**AIM OF THE EXERCISE:**
Transcribe all the entries word for word, skipping the pictures.
━━━━
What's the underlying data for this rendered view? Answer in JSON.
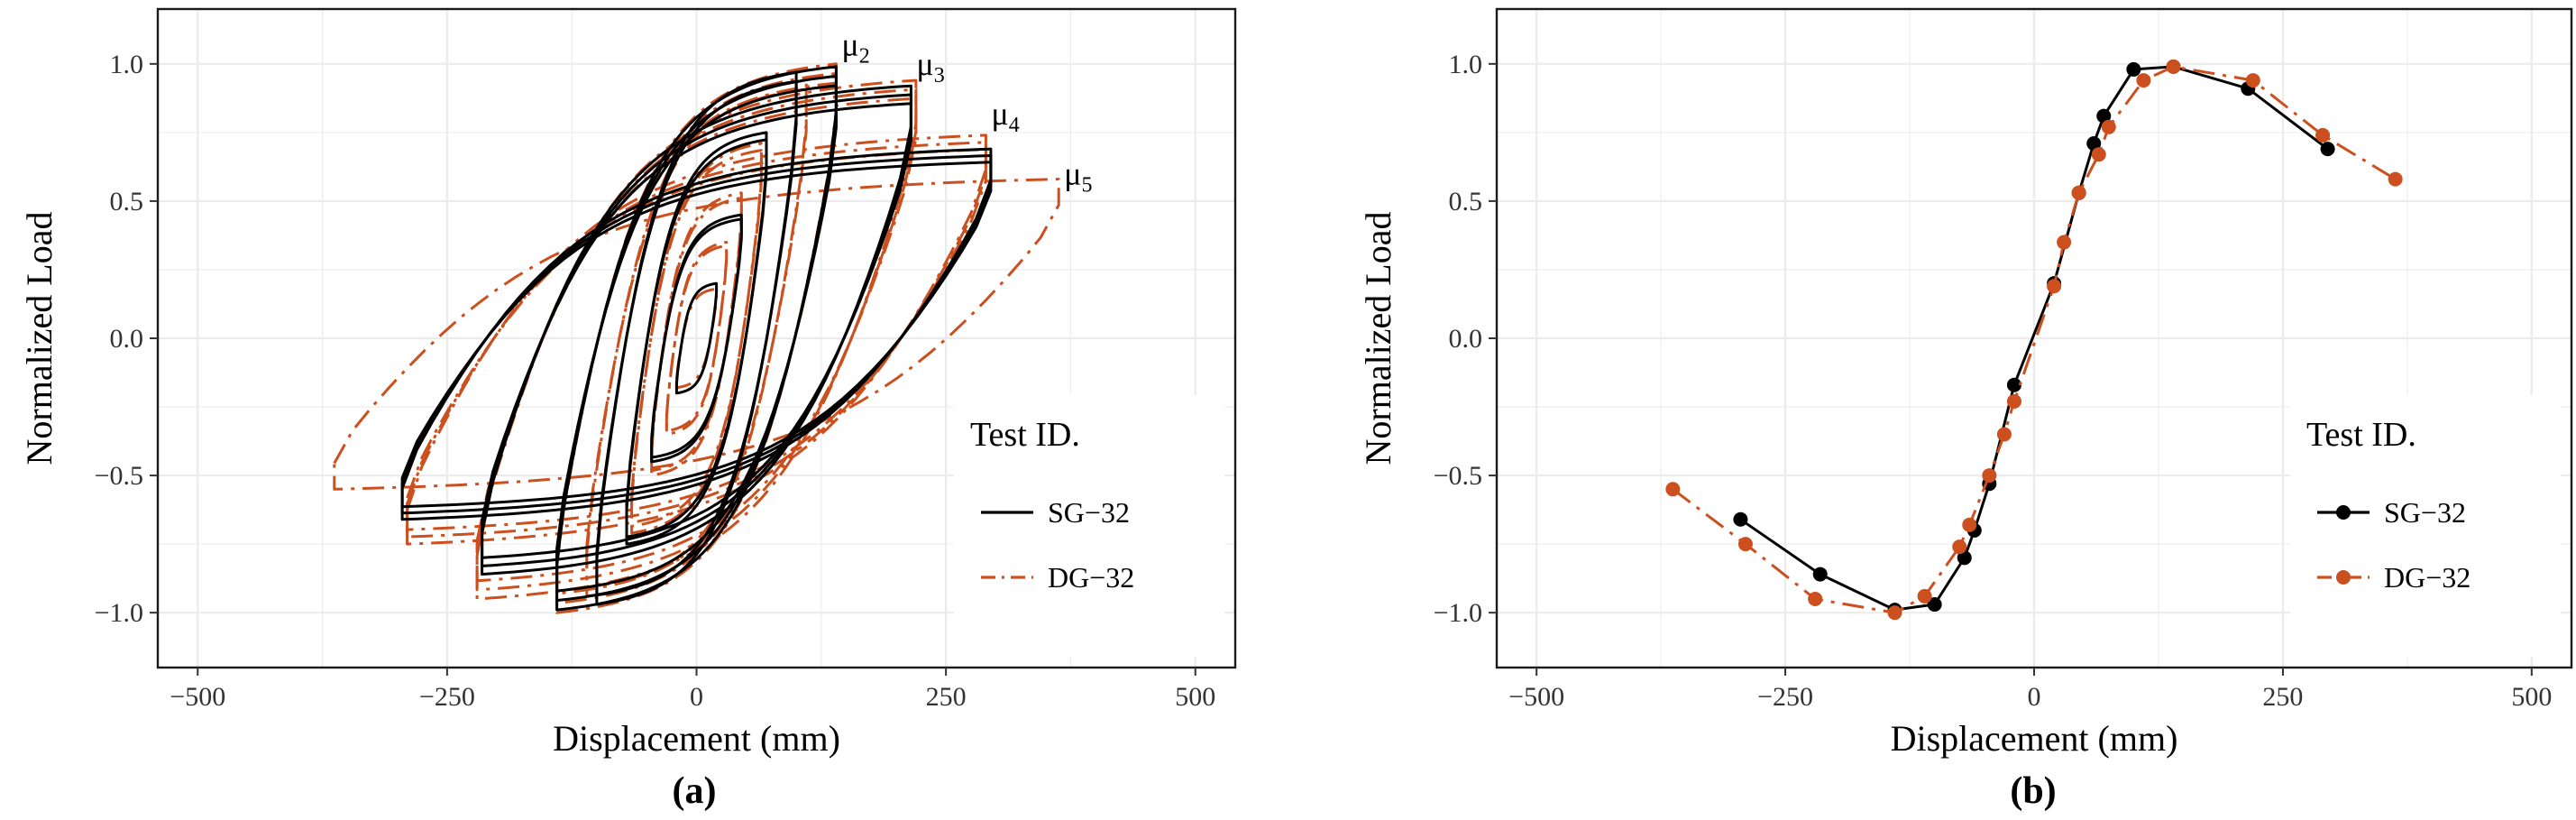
{
  "colors": {
    "sg": "#000000",
    "dg": "#cc4f1e",
    "grid": "#ebebeb",
    "panel_border": "#1a1a1a",
    "tick": "#333333"
  },
  "chart_data": [
    {
      "type": "line",
      "panel_label": "(a)",
      "xlabel": "Displacement (mm)",
      "ylabel": "Normalized Load",
      "xlim": [
        -540,
        540
      ],
      "ylim": [
        -1.2,
        1.2
      ],
      "xticks": [
        -500,
        -250,
        0,
        250,
        500
      ],
      "xtick_labels": [
        "−500",
        "−250",
        "0",
        "250",
        "500"
      ],
      "yticks": [
        -1.0,
        -0.5,
        0.0,
        0.5,
        1.0
      ],
      "ytick_labels": [
        "−1.0",
        "−0.5",
        "0.0",
        "0.5",
        "1.0"
      ],
      "grid": true,
      "legend": {
        "title": "Test ID.",
        "position": "bottom-right",
        "entries": [
          "SG−32",
          "DG−32"
        ]
      },
      "annotations": [
        {
          "base": "μ",
          "sub": "2",
          "x": 140,
          "y": 1.03
        },
        {
          "base": "μ",
          "sub": "3",
          "x": 215,
          "y": 0.96
        },
        {
          "base": "μ",
          "sub": "4",
          "x": 290,
          "y": 0.78
        },
        {
          "base": "μ",
          "sub": "5",
          "x": 363,
          "y": 0.56
        }
      ],
      "series": [
        {
          "name": "SG−32",
          "style": "solid",
          "cycles": [
            {
              "xmax": 20,
              "ymax": 0.2,
              "xmin": -20,
              "ymin": -0.2,
              "reps": 1
            },
            {
              "xmax": 45,
              "ymax": 0.45,
              "xmin": -45,
              "ymin": -0.45,
              "reps": 2
            },
            {
              "xmax": 70,
              "ymax": 0.75,
              "xmin": -70,
              "ymin": -0.75,
              "reps": 2
            },
            {
              "xmax": 100,
              "ymax": 0.97,
              "xmin": -100,
              "ymin": -0.97,
              "reps": 2
            },
            {
              "xmax": 140,
              "ymax": 0.99,
              "xmin": -140,
              "ymin": -0.99,
              "reps": 3
            },
            {
              "xmax": 215,
              "ymax": 0.92,
              "xmin": -215,
              "ymin": -0.86,
              "reps": 3
            },
            {
              "xmax": 295,
              "ymax": 0.69,
              "xmin": -295,
              "ymin": -0.66,
              "reps": 3
            }
          ]
        },
        {
          "name": "DG−32",
          "style": "dashdot",
          "cycles": [
            {
              "xmax": 20,
              "ymax": 0.18,
              "xmin": -20,
              "ymin": -0.18,
              "reps": 1
            },
            {
              "xmax": 30,
              "ymax": 0.35,
              "xmin": -30,
              "ymin": -0.35,
              "reps": 2
            },
            {
              "xmax": 45,
              "ymax": 0.53,
              "xmin": -45,
              "ymin": -0.5,
              "reps": 2
            },
            {
              "xmax": 65,
              "ymax": 0.71,
              "xmin": -65,
              "ymin": -0.71,
              "reps": 2
            },
            {
              "xmax": 110,
              "ymax": 0.94,
              "xmin": -110,
              "ymin": -0.94,
              "reps": 2
            },
            {
              "xmax": 140,
              "ymax": 1.0,
              "xmin": -140,
              "ymin": -1.0,
              "reps": 3
            },
            {
              "xmax": 220,
              "ymax": 0.94,
              "xmin": -220,
              "ymin": -0.95,
              "reps": 3
            },
            {
              "xmax": 290,
              "ymax": 0.74,
              "xmin": -290,
              "ymin": -0.75,
              "reps": 3
            },
            {
              "xmax": 363,
              "ymax": 0.58,
              "xmin": -363,
              "ymin": -0.55,
              "reps": 1
            }
          ]
        }
      ]
    },
    {
      "type": "line",
      "panel_label": "(b)",
      "xlabel": "Displacement (mm)",
      "ylabel": "Normalized Load",
      "xlim": [
        -540,
        540
      ],
      "ylim": [
        -1.2,
        1.2
      ],
      "xticks": [
        -500,
        -250,
        0,
        250,
        500
      ],
      "xtick_labels": [
        "−500",
        "−250",
        "0",
        "250",
        "500"
      ],
      "yticks": [
        -1.0,
        -0.5,
        0.0,
        0.5,
        1.0
      ],
      "ytick_labels": [
        "−1.0",
        "−0.5",
        "0.0",
        "0.5",
        "1.0"
      ],
      "grid": true,
      "legend": {
        "title": "Test ID.",
        "position": "bottom-right",
        "entries": [
          "SG−32",
          "DG−32"
        ]
      },
      "series": [
        {
          "name": "SG−32",
          "style": "solid",
          "x": [
            -295,
            -215,
            -140,
            -100,
            -70,
            -60,
            -45,
            -20,
            20,
            45,
            60,
            70,
            100,
            140,
            215,
            295
          ],
          "y": [
            -0.66,
            -0.86,
            -0.99,
            -0.97,
            -0.8,
            -0.7,
            -0.53,
            -0.17,
            0.2,
            0.53,
            0.71,
            0.81,
            0.98,
            0.99,
            0.91,
            0.69
          ]
        },
        {
          "name": "DG−32",
          "style": "dashdot",
          "x": [
            -363,
            -290,
            -220,
            -140,
            -110,
            -75,
            -65,
            -45,
            -30,
            -20,
            20,
            30,
            45,
            65,
            75,
            110,
            140,
            220,
            290,
            363
          ],
          "y": [
            -0.55,
            -0.75,
            -0.95,
            -1.0,
            -0.94,
            -0.76,
            -0.68,
            -0.5,
            -0.35,
            -0.23,
            0.19,
            0.35,
            0.53,
            0.67,
            0.77,
            0.94,
            0.99,
            0.94,
            0.74,
            0.58
          ]
        }
      ]
    }
  ]
}
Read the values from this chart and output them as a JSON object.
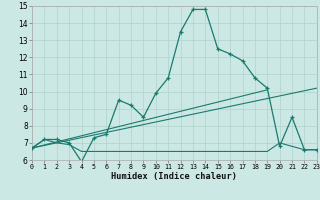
{
  "bg_color": "#cce8e4",
  "grid_color": "#b5d5d0",
  "line_color": "#1a7a6e",
  "xlim": [
    0,
    23
  ],
  "ylim": [
    6,
    15
  ],
  "xticks": [
    0,
    1,
    2,
    3,
    4,
    5,
    6,
    7,
    8,
    9,
    10,
    11,
    12,
    13,
    14,
    15,
    16,
    17,
    18,
    19,
    20,
    21,
    22,
    23
  ],
  "yticks": [
    6,
    7,
    8,
    9,
    10,
    11,
    12,
    13,
    14,
    15
  ],
  "curve_x": [
    0,
    1,
    2,
    3,
    4,
    5,
    6,
    7,
    8,
    9,
    10,
    11,
    12,
    13,
    14,
    15,
    16,
    17,
    18,
    19,
    20,
    21,
    22,
    23
  ],
  "curve_y": [
    6.7,
    7.2,
    7.2,
    7.0,
    5.9,
    7.3,
    7.5,
    9.5,
    9.2,
    8.5,
    9.9,
    10.8,
    13.5,
    14.8,
    14.8,
    12.5,
    12.2,
    11.8,
    10.8,
    10.2,
    6.8,
    8.5,
    6.6,
    6.6
  ],
  "flat_x": [
    0,
    1,
    2,
    3,
    4,
    5,
    14,
    19,
    20,
    22,
    23
  ],
  "flat_y": [
    6.7,
    7.2,
    7.0,
    6.9,
    6.5,
    6.5,
    6.5,
    6.5,
    7.0,
    6.6,
    6.6
  ],
  "trend1_x": [
    0,
    23
  ],
  "trend1_y": [
    6.7,
    10.2
  ],
  "trend2_x": [
    0,
    23
  ],
  "trend2_y": [
    6.7,
    10.2
  ],
  "xlabel": "Humidex (Indice chaleur)"
}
━━━━
**RESULT BELOW:**
What's the underlying data for this rendered view? Answer in JSON.
{
  "colors": {
    "sg": "#000000",
    "dg": "#cc4f1e",
    "grid": "#ebebeb",
    "panel_border": "#1a1a1a",
    "tick": "#333333"
  },
  "chart_data": [
    {
      "type": "line",
      "panel_label": "(a)",
      "xlabel": "Displacement (mm)",
      "ylabel": "Normalized Load",
      "xlim": [
        -540,
        540
      ],
      "ylim": [
        -1.2,
        1.2
      ],
      "xticks": [
        -500,
        -250,
        0,
        250,
        500
      ],
      "xtick_labels": [
        "−500",
        "−250",
        "0",
        "250",
        "500"
      ],
      "yticks": [
        -1.0,
        -0.5,
        0.0,
        0.5,
        1.0
      ],
      "ytick_labels": [
        "−1.0",
        "−0.5",
        "0.0",
        "0.5",
        "1.0"
      ],
      "grid": true,
      "legend": {
        "title": "Test ID.",
        "position": "bottom-right",
        "entries": [
          "SG−32",
          "DG−32"
        ]
      },
      "annotations": [
        {
          "base": "μ",
          "sub": "2",
          "x": 140,
          "y": 1.03
        },
        {
          "base": "μ",
          "sub": "3",
          "x": 215,
          "y": 0.96
        },
        {
          "base": "μ",
          "sub": "4",
          "x": 290,
          "y": 0.78
        },
        {
          "base": "μ",
          "sub": "5",
          "x": 363,
          "y": 0.56
        }
      ],
      "series": [
        {
          "name": "SG−32",
          "style": "solid",
          "cycles": [
            {
              "xmax": 20,
              "ymax": 0.2,
              "xmin": -20,
              "ymin": -0.2,
              "reps": 1
            },
            {
              "xmax": 45,
              "ymax": 0.45,
              "xmin": -45,
              "ymin": -0.45,
              "reps": 2
            },
            {
              "xmax": 70,
              "ymax": 0.75,
              "xmin": -70,
              "ymin": -0.75,
              "reps": 2
            },
            {
              "xmax": 100,
              "ymax": 0.97,
              "xmin": -100,
              "ymin": -0.97,
              "reps": 2
            },
            {
              "xmax": 140,
              "ymax": 0.99,
              "xmin": -140,
              "ymin": -0.99,
              "reps": 3
            },
            {
              "xmax": 215,
              "ymax": 0.92,
              "xmin": -215,
              "ymin": -0.86,
              "reps": 3
            },
            {
              "xmax": 295,
              "ymax": 0.69,
              "xmin": -295,
              "ymin": -0.66,
              "reps": 3
            }
          ]
        },
        {
          "name": "DG−32",
          "style": "dashdot",
          "cycles": [
            {
              "xmax": 20,
              "ymax": 0.18,
              "xmin": -20,
              "ymin": -0.18,
              "reps": 1
            },
            {
              "xmax": 30,
              "ymax": 0.35,
              "xmin": -30,
              "ymin": -0.35,
              "reps": 2
            },
            {
              "xmax": 45,
              "ymax": 0.53,
              "xmin": -45,
              "ymin": -0.5,
              "reps": 2
            },
            {
              "xmax": 65,
              "ymax": 0.71,
              "xmin": -65,
              "ymin": -0.71,
              "reps": 2
            },
            {
              "xmax": 110,
              "ymax": 0.94,
              "xmin": -110,
              "ymin": -0.94,
              "reps": 2
            },
            {
              "xmax": 140,
              "ymax": 1.0,
              "xmin": -140,
              "ymin": -1.0,
              "reps": 3
            },
            {
              "xmax": 220,
              "ymax": 0.94,
              "xmin": -220,
              "ymin": -0.95,
              "reps": 3
            },
            {
              "xmax": 290,
              "ymax": 0.74,
              "xmin": -290,
              "ymin": -0.75,
              "reps": 3
            },
            {
              "xmax": 363,
              "ymax": 0.58,
              "xmin": -363,
              "ymin": -0.55,
              "reps": 1
            }
          ]
        }
      ]
    },
    {
      "type": "line",
      "panel_label": "(b)",
      "xlabel": "Displacement (mm)",
      "ylabel": "Normalized Load",
      "xlim": [
        -540,
        540
      ],
      "ylim": [
        -1.2,
        1.2
      ],
      "xticks": [
        -500,
        -250,
        0,
        250,
        500
      ],
      "xtick_labels": [
        "−500",
        "−250",
        "0",
        "250",
        "500"
      ],
      "yticks": [
        -1.0,
        -0.5,
        0.0,
        0.5,
        1.0
      ],
      "ytick_labels": [
        "−1.0",
        "−0.5",
        "0.0",
        "0.5",
        "1.0"
      ],
      "grid": true,
      "legend": {
        "title": "Test ID.",
        "position": "bottom-right",
        "entries": [
          "SG−32",
          "DG−32"
        ]
      },
      "series": [
        {
          "name": "SG−32",
          "style": "solid",
          "x": [
            -295,
            -215,
            -140,
            -100,
            -70,
            -60,
            -45,
            -20,
            20,
            45,
            60,
            70,
            100,
            140,
            215,
            295
          ],
          "y": [
            -0.66,
            -0.86,
            -0.99,
            -0.97,
            -0.8,
            -0.7,
            -0.53,
            -0.17,
            0.2,
            0.53,
            0.71,
            0.81,
            0.98,
            0.99,
            0.91,
            0.69
          ]
        },
        {
          "name": "DG−32",
          "style": "dashdot",
          "x": [
            -363,
            -290,
            -220,
            -140,
            -110,
            -75,
            -65,
            -45,
            -30,
            -20,
            20,
            30,
            45,
            65,
            75,
            110,
            140,
            220,
            290,
            363
          ],
          "y": [
            -0.55,
            -0.75,
            -0.95,
            -1.0,
            -0.94,
            -0.76,
            -0.68,
            -0.5,
            -0.35,
            -0.23,
            0.19,
            0.35,
            0.53,
            0.67,
            0.77,
            0.94,
            0.99,
            0.94,
            0.74,
            0.58
          ]
        }
      ]
    }
  ]
}
Read the values from this chart and output them as a JSON object.
{
  "bg_color": "#cce8e4",
  "grid_color": "#b5d5d0",
  "line_color": "#1a7a6e",
  "xlim": [
    0,
    23
  ],
  "ylim": [
    6,
    15
  ],
  "xticks": [
    0,
    1,
    2,
    3,
    4,
    5,
    6,
    7,
    8,
    9,
    10,
    11,
    12,
    13,
    14,
    15,
    16,
    17,
    18,
    19,
    20,
    21,
    22,
    23
  ],
  "yticks": [
    6,
    7,
    8,
    9,
    10,
    11,
    12,
    13,
    14,
    15
  ],
  "curve_x": [
    0,
    1,
    2,
    3,
    4,
    5,
    6,
    7,
    8,
    9,
    10,
    11,
    12,
    13,
    14,
    15,
    16,
    17,
    18,
    19,
    20,
    21,
    22,
    23
  ],
  "curve_y": [
    6.7,
    7.2,
    7.2,
    7.0,
    5.9,
    7.3,
    7.5,
    9.5,
    9.2,
    8.5,
    9.9,
    10.8,
    13.5,
    14.8,
    14.8,
    12.5,
    12.2,
    11.8,
    10.8,
    10.2,
    6.8,
    8.5,
    6.6,
    6.6
  ],
  "flat_x": [
    0,
    1,
    2,
    3,
    4,
    5,
    14,
    19,
    20,
    22,
    23
  ],
  "flat_y": [
    6.7,
    7.2,
    7.0,
    6.9,
    6.5,
    6.5,
    6.5,
    6.5,
    7.0,
    6.6,
    6.6
  ],
  "trend1_x": [
    0,
    23
  ],
  "trend1_y": [
    6.7,
    10.2
  ],
  "trend2_x": [
    0,
    23
  ],
  "trend2_y": [
    6.7,
    10.2
  ],
  "xlabel": "Humidex (Indice chaleur)"
}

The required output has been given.